[Records from a dataset]
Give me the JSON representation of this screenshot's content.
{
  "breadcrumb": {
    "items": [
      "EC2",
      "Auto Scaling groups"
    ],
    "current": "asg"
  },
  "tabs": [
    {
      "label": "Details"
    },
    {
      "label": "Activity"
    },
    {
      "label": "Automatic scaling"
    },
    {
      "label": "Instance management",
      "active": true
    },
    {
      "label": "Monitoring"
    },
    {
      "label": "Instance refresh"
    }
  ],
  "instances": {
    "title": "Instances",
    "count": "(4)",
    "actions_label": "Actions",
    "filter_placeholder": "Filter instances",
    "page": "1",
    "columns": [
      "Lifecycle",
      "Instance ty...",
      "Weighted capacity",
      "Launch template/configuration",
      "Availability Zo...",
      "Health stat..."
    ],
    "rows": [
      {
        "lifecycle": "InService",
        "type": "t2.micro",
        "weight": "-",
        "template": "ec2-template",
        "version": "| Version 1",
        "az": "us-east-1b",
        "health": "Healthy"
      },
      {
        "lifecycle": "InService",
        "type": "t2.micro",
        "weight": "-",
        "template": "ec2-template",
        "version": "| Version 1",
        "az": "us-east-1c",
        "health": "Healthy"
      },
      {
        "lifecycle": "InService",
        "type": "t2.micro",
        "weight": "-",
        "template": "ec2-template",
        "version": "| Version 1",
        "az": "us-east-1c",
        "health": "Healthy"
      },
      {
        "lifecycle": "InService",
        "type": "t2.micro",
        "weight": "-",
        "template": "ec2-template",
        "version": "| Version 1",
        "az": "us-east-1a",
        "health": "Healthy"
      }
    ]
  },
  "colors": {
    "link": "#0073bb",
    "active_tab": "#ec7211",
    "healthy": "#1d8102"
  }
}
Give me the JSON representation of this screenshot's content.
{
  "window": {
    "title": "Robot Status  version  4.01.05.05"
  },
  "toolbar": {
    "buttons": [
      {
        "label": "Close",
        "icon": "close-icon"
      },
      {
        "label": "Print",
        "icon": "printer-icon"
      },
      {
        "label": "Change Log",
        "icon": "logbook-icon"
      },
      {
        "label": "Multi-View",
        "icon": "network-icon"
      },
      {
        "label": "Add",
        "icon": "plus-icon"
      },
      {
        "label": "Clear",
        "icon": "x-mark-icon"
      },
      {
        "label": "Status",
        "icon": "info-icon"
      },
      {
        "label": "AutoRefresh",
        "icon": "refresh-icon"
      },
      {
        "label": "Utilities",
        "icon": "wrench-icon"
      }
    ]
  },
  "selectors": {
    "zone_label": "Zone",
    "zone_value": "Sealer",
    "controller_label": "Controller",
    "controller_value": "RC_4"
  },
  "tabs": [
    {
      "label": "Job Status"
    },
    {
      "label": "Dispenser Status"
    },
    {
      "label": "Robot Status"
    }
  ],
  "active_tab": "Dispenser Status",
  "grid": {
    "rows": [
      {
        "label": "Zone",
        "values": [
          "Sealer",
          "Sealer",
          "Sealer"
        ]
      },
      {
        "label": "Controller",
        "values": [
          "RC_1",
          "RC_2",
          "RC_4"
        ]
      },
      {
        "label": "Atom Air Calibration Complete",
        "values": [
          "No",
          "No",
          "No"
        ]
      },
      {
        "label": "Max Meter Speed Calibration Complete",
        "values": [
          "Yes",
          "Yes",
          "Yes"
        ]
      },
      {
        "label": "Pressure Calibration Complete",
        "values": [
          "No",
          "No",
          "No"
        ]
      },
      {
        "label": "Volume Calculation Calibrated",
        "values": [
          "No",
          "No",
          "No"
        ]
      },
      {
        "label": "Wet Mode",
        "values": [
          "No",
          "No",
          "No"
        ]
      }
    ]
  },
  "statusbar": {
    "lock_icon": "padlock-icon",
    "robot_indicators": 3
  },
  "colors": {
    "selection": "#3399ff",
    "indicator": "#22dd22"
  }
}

* [Exercise goal]
Repeat the lines above exactly.

* [Task solution]
Give me the JSON representation of this screenshot's content.
{
  "breadcrumb": {
    "items": [
      "EC2",
      "Auto Scaling groups"
    ],
    "current": "asg"
  },
  "tabs": [
    {
      "label": "Details"
    },
    {
      "label": "Activity"
    },
    {
      "label": "Automatic scaling"
    },
    {
      "label": "Instance management",
      "active": true
    },
    {
      "label": "Monitoring"
    },
    {
      "label": "Instance refresh"
    }
  ],
  "instances": {
    "title": "Instances",
    "count": "(4)",
    "actions_label": "Actions",
    "filter_placeholder": "Filter instances",
    "page": "1",
    "columns": [
      "Lifecycle",
      "Instance ty...",
      "Weighted capacity",
      "Launch template/configuration",
      "Availability Zo...",
      "Health stat..."
    ],
    "rows": [
      {
        "lifecycle": "InService",
        "type": "t2.micro",
        "weight": "-",
        "template": "ec2-template",
        "version": "| Version 1",
        "az": "us-east-1b",
        "health": "Healthy"
      },
      {
        "lifecycle": "InService",
        "type": "t2.micro",
        "weight": "-",
        "template": "ec2-template",
        "version": "| Version 1",
        "az": "us-east-1c",
        "health": "Healthy"
      },
      {
        "lifecycle": "InService",
        "type": "t2.micro",
        "weight": "-",
        "template": "ec2-template",
        "version": "| Version 1",
        "az": "us-east-1c",
        "health": "Healthy"
      },
      {
        "lifecycle": "InService",
        "type": "t2.micro",
        "weight": "-",
        "template": "ec2-template",
        "version": "| Version 1",
        "az": "us-east-1a",
        "health": "Healthy"
      }
    ]
  },
  "colors": {
    "link": "#0073bb",
    "active_tab": "#ec7211",
    "healthy": "#1d8102"
  }
}
Give me the JSON representation of this screenshot's content.
{
  "window": {
    "title": "Robot Status  version  4.01.05.05"
  },
  "toolbar": {
    "buttons": [
      {
        "label": "Close",
        "icon": "close-icon"
      },
      {
        "label": "Print",
        "icon": "printer-icon"
      },
      {
        "label": "Change Log",
        "icon": "logbook-icon"
      },
      {
        "label": "Multi-View",
        "icon": "network-icon"
      },
      {
        "label": "Add",
        "icon": "plus-icon"
      },
      {
        "label": "Clear",
        "icon": "x-mark-icon"
      },
      {
        "label": "Status",
        "icon": "info-icon"
      },
      {
        "label": "AutoRefresh",
        "icon": "refresh-icon"
      },
      {
        "label": "Utilities",
        "icon": "wrench-icon"
      }
    ]
  },
  "selectors": {
    "zone_label": "Zone",
    "zone_value": "Sealer",
    "controller_label": "Controller",
    "controller_value": "RC_4"
  },
  "tabs": [
    {
      "label": "Job Status"
    },
    {
      "label": "Dispenser Status"
    },
    {
      "label": "Robot Status"
    }
  ],
  "active_tab": "Dispenser Status",
  "grid": {
    "rows": [
      {
        "label": "Zone",
        "values": [
          "Sealer",
          "Sealer",
          "Sealer"
        ]
      },
      {
        "label": "Controller",
        "values": [
          "RC_1",
          "RC_2",
          "RC_4"
        ]
      },
      {
        "label": "Atom Air Calibration Complete",
        "values": [
          "No",
          "No",
          "No"
        ]
      },
      {
        "label": "Max Meter Speed Calibration Complete",
        "values": [
          "Yes",
          "Yes",
          "Yes"
        ]
      },
      {
        "label": "Pressure Calibration Complete",
        "values": [
          "No",
          "No",
          "No"
        ]
      },
      {
        "label": "Volume Calculation Calibrated",
        "values": [
          "No",
          "No",
          "No"
        ]
      },
      {
        "label": "Wet Mode",
        "values": [
          "No",
          "No",
          "No"
        ]
      }
    ]
  },
  "statusbar": {
    "lock_icon": "padlock-icon",
    "robot_indicators": 3
  },
  "colors": {
    "selection": "#3399ff",
    "indicator": "#22dd22"
  }
}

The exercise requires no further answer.